• _Dataset entries on figures_:
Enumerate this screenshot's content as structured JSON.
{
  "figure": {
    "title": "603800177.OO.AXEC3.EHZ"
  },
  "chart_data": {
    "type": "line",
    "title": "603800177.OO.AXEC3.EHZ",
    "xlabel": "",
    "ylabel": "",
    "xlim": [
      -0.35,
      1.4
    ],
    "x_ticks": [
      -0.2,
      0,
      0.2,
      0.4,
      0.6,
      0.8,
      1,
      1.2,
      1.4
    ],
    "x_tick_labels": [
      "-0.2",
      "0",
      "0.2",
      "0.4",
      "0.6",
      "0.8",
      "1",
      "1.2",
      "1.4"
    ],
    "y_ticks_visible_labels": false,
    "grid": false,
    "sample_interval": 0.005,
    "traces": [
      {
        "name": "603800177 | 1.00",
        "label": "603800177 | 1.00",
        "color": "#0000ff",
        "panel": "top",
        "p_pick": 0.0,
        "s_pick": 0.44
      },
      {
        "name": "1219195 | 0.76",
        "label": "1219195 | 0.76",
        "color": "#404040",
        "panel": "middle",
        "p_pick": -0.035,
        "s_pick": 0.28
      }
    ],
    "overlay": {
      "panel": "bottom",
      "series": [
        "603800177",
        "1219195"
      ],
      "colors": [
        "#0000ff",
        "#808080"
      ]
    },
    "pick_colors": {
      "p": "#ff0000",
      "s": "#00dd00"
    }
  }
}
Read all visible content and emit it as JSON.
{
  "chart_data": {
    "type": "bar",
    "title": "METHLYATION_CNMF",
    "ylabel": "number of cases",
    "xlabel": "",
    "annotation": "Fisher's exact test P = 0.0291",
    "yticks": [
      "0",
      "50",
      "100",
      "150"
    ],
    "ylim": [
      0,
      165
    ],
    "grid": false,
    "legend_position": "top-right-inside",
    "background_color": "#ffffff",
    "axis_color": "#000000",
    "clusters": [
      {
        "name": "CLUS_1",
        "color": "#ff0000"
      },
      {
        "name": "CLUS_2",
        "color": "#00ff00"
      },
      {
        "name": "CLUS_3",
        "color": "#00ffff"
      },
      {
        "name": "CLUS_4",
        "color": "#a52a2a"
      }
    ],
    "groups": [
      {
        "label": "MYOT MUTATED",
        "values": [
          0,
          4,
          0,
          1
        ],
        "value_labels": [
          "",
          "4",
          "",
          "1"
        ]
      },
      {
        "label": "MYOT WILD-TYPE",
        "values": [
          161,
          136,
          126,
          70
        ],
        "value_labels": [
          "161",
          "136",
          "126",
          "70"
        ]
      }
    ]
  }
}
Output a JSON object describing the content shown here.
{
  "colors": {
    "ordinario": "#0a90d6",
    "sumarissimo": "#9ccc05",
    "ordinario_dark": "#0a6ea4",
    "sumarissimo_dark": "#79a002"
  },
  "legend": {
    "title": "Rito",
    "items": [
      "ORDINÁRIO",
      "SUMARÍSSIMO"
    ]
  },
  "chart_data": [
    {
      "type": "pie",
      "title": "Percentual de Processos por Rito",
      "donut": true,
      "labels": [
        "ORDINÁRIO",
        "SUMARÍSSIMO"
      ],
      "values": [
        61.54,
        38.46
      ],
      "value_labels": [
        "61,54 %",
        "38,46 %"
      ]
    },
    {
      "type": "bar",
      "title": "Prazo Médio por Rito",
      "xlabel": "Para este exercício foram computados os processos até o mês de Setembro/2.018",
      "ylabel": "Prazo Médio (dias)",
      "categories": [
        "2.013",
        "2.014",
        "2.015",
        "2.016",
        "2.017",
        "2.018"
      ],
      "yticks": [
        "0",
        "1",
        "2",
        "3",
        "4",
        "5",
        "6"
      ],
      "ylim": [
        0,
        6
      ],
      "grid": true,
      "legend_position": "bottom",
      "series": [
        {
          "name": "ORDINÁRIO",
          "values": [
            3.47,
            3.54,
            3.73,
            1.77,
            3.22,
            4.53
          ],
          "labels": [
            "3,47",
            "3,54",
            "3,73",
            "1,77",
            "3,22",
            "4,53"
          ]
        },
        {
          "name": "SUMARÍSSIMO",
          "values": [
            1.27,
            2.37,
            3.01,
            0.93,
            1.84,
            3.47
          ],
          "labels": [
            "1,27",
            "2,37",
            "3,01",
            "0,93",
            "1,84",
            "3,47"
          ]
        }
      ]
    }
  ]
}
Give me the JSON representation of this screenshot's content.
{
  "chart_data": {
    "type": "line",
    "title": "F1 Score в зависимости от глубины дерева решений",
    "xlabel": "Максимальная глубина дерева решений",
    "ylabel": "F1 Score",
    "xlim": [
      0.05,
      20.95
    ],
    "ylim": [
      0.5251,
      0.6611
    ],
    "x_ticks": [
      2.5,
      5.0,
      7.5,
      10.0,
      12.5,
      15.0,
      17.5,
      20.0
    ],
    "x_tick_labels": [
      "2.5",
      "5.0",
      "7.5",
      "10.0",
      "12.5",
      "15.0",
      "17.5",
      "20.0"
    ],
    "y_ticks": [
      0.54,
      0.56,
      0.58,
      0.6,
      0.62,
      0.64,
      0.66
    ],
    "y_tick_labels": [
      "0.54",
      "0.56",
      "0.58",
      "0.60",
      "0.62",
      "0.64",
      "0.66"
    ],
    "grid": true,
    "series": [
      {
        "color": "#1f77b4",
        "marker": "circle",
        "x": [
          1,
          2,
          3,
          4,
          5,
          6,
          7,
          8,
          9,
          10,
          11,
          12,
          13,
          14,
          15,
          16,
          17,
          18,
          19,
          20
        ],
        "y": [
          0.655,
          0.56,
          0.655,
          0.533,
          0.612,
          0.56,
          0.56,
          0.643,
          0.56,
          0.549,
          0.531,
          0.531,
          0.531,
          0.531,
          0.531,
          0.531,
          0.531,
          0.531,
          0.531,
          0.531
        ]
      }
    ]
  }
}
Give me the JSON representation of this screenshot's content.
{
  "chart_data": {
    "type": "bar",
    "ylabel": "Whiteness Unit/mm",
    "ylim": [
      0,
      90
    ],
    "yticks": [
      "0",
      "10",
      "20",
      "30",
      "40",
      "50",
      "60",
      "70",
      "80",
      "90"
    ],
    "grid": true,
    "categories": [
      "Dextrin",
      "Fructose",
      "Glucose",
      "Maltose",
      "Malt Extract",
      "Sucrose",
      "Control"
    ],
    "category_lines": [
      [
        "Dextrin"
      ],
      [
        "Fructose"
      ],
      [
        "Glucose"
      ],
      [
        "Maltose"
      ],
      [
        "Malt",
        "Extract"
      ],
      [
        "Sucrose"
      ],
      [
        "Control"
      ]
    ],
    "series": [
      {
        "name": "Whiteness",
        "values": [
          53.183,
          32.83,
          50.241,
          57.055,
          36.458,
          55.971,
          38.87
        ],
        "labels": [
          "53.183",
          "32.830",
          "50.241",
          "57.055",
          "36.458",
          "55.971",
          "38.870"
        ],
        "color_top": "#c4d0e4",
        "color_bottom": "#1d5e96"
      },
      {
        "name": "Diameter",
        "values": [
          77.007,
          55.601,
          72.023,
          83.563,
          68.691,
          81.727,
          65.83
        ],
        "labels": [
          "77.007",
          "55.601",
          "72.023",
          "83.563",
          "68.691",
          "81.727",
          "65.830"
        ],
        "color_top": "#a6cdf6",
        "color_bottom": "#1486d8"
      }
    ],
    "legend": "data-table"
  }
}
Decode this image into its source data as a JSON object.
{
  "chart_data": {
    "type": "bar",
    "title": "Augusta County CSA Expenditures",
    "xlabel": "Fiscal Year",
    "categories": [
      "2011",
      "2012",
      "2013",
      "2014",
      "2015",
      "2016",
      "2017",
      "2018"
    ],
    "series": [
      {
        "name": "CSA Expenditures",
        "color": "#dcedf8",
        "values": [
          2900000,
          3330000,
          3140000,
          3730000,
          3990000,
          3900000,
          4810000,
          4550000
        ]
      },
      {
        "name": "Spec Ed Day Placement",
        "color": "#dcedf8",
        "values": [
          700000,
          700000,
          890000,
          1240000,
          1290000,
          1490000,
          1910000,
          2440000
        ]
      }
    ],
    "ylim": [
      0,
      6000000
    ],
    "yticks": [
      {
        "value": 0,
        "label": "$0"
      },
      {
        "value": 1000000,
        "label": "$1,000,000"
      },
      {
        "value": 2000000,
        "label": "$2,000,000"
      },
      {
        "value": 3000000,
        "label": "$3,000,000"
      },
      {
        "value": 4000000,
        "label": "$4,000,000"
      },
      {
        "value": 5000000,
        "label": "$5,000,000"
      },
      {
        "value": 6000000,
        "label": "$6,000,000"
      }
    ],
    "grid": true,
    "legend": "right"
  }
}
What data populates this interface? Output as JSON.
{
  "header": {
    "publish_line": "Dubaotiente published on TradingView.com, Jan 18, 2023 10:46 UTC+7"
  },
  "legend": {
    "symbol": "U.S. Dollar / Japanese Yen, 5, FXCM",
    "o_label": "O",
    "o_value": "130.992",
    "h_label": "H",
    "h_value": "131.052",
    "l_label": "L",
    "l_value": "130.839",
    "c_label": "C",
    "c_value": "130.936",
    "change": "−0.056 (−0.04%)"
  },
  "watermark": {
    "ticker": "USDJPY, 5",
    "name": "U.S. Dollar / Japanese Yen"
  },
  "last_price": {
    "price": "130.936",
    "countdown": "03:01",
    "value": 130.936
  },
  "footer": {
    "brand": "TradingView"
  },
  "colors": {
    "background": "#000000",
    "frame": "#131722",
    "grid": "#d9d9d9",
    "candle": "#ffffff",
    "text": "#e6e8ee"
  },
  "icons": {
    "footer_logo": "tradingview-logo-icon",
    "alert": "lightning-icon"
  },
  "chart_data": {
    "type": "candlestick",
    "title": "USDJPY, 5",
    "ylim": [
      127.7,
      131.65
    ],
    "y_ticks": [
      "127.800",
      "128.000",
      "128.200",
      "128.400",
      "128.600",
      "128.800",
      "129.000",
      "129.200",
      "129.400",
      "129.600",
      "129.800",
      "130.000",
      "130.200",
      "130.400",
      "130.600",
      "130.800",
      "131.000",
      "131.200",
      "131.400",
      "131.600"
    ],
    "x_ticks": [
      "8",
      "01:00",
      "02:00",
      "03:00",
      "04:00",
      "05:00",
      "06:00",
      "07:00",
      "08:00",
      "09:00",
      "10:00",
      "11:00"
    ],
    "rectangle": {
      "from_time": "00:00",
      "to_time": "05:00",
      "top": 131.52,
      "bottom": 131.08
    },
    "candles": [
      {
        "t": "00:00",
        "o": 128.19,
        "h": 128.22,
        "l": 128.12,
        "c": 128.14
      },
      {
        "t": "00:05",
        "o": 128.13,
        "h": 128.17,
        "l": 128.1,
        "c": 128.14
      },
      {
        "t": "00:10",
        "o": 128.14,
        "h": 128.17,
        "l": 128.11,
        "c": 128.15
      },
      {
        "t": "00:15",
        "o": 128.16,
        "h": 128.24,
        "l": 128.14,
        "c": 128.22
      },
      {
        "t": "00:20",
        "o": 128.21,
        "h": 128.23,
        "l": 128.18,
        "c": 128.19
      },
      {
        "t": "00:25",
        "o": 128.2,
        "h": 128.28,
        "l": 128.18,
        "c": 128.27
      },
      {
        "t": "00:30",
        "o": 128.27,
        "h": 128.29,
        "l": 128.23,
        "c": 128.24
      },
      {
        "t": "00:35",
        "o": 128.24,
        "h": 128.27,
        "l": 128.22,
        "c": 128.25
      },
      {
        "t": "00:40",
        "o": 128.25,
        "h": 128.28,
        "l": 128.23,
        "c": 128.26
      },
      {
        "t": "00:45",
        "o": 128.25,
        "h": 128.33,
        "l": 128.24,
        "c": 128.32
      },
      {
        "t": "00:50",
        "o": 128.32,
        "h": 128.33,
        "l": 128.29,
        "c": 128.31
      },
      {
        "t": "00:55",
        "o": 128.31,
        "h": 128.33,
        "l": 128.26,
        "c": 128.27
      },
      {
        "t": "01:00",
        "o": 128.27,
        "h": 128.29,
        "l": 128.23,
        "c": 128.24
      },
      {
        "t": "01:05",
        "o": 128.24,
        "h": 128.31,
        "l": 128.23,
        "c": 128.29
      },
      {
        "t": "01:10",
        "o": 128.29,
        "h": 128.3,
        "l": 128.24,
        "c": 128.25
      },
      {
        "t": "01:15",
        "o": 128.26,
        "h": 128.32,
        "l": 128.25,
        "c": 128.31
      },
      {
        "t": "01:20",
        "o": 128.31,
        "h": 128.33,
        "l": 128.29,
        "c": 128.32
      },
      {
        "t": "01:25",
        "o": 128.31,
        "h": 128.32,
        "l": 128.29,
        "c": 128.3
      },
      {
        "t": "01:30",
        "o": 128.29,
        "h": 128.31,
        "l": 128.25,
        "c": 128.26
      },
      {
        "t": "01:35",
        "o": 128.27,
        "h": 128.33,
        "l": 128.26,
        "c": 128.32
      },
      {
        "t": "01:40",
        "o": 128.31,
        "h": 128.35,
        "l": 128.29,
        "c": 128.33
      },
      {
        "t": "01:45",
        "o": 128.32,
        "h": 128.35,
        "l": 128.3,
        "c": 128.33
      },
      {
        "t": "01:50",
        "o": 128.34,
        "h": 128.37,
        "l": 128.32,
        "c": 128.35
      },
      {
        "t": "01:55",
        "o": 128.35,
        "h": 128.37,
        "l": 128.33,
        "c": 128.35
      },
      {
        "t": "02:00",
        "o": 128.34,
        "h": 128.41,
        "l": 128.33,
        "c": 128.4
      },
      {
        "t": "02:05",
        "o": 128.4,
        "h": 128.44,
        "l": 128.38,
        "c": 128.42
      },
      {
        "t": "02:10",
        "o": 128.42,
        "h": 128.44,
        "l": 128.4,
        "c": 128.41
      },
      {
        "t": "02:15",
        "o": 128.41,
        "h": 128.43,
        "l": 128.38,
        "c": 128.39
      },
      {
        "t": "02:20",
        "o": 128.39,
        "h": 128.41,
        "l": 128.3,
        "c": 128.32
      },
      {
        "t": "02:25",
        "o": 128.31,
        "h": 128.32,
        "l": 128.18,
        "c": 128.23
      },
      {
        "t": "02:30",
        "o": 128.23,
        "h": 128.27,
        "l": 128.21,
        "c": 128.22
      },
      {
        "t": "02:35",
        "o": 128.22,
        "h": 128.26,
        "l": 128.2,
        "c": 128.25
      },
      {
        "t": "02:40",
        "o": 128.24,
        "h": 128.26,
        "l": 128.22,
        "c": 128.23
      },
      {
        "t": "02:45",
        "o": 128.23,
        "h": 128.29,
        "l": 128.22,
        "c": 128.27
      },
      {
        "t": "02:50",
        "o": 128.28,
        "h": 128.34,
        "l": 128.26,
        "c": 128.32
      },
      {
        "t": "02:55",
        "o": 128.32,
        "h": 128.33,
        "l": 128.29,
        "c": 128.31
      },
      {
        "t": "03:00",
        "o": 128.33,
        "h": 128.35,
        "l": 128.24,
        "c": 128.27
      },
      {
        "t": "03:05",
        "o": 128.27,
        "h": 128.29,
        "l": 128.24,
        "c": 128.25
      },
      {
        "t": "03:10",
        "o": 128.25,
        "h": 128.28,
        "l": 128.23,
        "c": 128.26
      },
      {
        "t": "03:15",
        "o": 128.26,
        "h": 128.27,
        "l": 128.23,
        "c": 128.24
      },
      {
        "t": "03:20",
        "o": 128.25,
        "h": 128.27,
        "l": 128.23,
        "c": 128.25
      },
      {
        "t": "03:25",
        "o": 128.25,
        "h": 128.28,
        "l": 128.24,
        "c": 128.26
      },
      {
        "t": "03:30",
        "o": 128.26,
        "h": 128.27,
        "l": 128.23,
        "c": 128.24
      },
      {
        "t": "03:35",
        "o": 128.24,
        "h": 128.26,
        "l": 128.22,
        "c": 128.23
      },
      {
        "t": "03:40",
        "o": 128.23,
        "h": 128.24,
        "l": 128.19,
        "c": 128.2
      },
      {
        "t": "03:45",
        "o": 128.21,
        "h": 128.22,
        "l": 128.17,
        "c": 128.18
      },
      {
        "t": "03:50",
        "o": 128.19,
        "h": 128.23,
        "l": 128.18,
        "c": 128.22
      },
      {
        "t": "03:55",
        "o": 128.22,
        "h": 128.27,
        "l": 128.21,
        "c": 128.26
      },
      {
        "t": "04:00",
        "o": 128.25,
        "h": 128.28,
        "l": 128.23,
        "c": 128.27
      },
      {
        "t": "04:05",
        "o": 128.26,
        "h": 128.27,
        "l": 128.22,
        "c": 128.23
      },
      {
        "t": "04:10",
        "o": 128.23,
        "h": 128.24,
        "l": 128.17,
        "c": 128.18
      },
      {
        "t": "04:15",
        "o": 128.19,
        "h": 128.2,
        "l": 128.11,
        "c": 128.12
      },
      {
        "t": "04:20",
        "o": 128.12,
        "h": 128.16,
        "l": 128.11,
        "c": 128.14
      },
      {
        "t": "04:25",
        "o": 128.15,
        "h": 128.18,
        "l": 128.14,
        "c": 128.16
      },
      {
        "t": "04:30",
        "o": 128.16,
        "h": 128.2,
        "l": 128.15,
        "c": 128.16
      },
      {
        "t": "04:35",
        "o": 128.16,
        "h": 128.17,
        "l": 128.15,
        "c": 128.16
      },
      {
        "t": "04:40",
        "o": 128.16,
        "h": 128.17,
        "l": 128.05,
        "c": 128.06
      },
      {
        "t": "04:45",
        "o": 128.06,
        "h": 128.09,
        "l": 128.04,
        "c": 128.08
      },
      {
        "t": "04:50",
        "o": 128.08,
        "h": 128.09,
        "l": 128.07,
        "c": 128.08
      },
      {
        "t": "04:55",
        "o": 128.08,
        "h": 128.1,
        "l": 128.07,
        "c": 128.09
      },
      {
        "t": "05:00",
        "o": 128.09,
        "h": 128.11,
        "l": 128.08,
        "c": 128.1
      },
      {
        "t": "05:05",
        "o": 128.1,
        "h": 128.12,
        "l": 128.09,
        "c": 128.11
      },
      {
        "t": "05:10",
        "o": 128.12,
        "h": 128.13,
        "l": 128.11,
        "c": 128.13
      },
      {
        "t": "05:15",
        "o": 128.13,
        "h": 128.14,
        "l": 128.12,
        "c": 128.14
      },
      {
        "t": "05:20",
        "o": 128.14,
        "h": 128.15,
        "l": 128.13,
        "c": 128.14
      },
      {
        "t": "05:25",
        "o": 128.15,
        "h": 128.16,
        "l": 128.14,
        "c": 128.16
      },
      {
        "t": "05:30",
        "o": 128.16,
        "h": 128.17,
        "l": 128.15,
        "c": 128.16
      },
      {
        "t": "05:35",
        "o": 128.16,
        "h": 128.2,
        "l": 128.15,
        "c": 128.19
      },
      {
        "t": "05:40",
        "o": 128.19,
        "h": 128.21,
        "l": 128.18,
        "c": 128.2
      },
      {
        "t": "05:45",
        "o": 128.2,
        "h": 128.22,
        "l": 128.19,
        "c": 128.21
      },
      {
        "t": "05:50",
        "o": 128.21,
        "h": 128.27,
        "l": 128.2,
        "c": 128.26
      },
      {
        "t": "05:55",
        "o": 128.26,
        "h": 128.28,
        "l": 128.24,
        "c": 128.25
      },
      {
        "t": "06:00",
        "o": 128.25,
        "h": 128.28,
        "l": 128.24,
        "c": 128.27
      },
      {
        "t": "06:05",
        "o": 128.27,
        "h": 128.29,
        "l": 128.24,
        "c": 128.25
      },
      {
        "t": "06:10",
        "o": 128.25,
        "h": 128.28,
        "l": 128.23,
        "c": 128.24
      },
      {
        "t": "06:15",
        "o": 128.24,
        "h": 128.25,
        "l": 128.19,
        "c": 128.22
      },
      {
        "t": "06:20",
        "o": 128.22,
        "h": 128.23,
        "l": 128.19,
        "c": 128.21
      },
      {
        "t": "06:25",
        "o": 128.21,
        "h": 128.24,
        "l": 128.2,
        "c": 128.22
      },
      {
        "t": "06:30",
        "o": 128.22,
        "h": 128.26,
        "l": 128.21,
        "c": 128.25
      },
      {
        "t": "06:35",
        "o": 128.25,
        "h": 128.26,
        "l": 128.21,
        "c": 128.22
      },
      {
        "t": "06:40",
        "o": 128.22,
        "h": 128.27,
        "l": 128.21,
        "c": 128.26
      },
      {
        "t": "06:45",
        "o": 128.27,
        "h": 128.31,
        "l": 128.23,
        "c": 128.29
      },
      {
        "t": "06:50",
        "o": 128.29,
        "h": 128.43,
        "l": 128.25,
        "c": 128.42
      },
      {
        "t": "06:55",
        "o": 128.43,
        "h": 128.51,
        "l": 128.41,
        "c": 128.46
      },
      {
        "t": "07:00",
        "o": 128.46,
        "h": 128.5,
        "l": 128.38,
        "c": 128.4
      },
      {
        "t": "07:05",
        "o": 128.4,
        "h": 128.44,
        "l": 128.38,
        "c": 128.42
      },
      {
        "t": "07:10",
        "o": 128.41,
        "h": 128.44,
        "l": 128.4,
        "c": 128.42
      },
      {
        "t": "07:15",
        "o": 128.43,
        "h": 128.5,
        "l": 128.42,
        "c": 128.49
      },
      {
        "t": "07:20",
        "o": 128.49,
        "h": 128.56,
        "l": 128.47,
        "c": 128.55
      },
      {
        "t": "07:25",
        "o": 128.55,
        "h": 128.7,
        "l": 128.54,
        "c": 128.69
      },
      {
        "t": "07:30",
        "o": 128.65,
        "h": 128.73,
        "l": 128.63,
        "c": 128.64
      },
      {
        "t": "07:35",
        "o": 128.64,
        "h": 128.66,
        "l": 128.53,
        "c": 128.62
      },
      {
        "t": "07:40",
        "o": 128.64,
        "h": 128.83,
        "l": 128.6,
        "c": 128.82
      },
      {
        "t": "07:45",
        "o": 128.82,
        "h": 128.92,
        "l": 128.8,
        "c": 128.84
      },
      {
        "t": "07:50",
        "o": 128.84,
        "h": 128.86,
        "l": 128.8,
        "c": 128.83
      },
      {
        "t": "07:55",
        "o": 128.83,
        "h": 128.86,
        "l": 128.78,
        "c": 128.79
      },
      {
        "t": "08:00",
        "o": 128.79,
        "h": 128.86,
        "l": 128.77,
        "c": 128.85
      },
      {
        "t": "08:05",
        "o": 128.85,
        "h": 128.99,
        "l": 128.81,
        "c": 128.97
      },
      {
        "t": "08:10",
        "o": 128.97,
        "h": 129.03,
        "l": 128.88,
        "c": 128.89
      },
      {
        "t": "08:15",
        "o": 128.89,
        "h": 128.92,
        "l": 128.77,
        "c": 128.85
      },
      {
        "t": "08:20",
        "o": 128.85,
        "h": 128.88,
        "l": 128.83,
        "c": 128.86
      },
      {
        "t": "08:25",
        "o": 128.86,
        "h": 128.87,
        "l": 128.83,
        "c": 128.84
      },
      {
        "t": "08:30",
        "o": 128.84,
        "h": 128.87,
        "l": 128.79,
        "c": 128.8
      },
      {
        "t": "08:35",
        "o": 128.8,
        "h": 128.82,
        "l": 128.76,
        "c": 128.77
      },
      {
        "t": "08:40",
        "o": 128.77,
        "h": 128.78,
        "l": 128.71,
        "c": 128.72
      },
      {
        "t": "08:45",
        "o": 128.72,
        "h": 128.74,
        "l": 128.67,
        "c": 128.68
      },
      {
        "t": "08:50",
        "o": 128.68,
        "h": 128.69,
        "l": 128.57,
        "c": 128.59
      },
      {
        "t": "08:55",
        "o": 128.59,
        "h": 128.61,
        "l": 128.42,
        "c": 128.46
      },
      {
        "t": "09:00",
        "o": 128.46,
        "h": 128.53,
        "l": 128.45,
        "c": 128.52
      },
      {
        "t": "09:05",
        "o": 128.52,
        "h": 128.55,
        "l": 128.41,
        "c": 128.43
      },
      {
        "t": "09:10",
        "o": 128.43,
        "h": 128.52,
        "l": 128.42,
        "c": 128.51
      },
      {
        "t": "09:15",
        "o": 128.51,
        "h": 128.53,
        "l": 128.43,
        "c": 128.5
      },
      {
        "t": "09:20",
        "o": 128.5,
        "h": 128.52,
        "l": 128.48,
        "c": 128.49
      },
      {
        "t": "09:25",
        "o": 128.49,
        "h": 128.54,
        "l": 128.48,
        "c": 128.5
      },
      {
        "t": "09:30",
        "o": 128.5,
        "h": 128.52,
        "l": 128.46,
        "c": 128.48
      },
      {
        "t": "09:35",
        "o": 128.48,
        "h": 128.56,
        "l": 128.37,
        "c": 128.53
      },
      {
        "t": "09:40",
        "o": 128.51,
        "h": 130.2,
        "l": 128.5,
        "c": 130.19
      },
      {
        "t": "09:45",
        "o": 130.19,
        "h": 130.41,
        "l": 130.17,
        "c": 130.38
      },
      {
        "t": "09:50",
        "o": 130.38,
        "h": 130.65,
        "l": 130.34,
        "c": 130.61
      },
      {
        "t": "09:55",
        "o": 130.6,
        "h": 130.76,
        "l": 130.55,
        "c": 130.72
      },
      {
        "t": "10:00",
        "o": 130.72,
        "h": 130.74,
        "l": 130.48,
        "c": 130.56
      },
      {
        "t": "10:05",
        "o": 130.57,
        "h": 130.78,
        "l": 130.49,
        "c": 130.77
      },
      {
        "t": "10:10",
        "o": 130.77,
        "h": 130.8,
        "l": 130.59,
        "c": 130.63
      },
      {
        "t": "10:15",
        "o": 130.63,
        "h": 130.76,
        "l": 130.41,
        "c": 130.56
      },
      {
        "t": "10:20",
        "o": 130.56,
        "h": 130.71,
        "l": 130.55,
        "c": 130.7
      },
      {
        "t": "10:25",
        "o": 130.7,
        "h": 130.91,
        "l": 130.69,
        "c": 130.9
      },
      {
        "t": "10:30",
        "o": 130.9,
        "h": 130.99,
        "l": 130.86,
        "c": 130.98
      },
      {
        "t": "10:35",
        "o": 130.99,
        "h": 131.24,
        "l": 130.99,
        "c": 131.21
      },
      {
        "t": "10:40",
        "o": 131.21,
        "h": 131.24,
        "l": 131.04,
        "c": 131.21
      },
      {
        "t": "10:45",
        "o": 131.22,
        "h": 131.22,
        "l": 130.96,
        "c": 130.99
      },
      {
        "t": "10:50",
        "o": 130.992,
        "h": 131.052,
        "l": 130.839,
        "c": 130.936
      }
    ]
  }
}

• _EXERCISE_:
Of the lines in the material, how many include "object"? Respond with the number alone.

• _COMPLETE ANSWER_:
2